━━━━━ Provided records

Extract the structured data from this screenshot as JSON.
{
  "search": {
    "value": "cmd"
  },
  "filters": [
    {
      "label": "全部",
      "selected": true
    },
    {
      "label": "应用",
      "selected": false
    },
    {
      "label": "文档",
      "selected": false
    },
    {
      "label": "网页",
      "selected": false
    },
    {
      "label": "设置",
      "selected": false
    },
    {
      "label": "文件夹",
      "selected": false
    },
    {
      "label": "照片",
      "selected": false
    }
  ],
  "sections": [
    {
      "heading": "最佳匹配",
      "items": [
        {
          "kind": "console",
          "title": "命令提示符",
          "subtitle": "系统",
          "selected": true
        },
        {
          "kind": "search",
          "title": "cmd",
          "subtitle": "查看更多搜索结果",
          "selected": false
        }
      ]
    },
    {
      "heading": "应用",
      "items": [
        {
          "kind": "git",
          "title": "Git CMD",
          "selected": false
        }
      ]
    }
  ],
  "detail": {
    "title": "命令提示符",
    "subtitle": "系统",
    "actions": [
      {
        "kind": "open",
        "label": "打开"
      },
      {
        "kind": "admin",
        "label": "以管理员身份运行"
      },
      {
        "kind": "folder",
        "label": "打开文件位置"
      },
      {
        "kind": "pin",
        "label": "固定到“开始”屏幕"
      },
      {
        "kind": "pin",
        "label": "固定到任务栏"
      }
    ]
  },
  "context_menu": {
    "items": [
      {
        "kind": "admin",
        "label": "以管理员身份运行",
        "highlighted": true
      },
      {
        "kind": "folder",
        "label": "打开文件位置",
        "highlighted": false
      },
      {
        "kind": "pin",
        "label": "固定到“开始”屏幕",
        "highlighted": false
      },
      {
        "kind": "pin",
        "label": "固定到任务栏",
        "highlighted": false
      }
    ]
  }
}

━━━━━━━━━━

Please return the data above exactly as given.

Extract the structured data from this screenshot as JSON.
{
  "search": {
    "value": "cmd"
  },
  "filters": [
    {
      "label": "全部",
      "selected": true
    },
    {
      "label": "应用",
      "selected": false
    },
    {
      "label": "文档",
      "selected": false
    },
    {
      "label": "网页",
      "selected": false
    },
    {
      "label": "设置",
      "selected": false
    },
    {
      "label": "文件夹",
      "selected": false
    },
    {
      "label": "照片",
      "selected": false
    }
  ],
  "sections": [
    {
      "heading": "最佳匹配",
      "items": [
        {
          "kind": "console",
          "title": "命令提示符",
          "subtitle": "系统",
          "selected": true
        },
        {
          "kind": "search",
          "title": "cmd",
          "subtitle": "查看更多搜索结果",
          "selected": false
        }
      ]
    },
    {
      "heading": "应用",
      "items": [
        {
          "kind": "git",
          "title": "Git CMD",
          "selected": false
        }
      ]
    }
  ],
  "detail": {
    "title": "命令提示符",
    "subtitle": "系统",
    "actions": [
      {
        "kind": "open",
        "label": "打开"
      },
      {
        "kind": "admin",
        "label": "以管理员身份运行"
      },
      {
        "kind": "folder",
        "label": "打开文件位置"
      },
      {
        "kind": "pin",
        "label": "固定到“开始”屏幕"
      },
      {
        "kind": "pin",
        "label": "固定到任务栏"
      }
    ]
  },
  "context_menu": {
    "items": [
      {
        "kind": "admin",
        "label": "以管理员身份运行",
        "highlighted": true
      },
      {
        "kind": "folder",
        "label": "打开文件位置",
        "highlighted": false
      },
      {
        "kind": "pin",
        "label": "固定到“开始”屏幕",
        "highlighted": false
      },
      {
        "kind": "pin",
        "label": "固定到任务栏",
        "highlighted": false
      }
    ]
  }
}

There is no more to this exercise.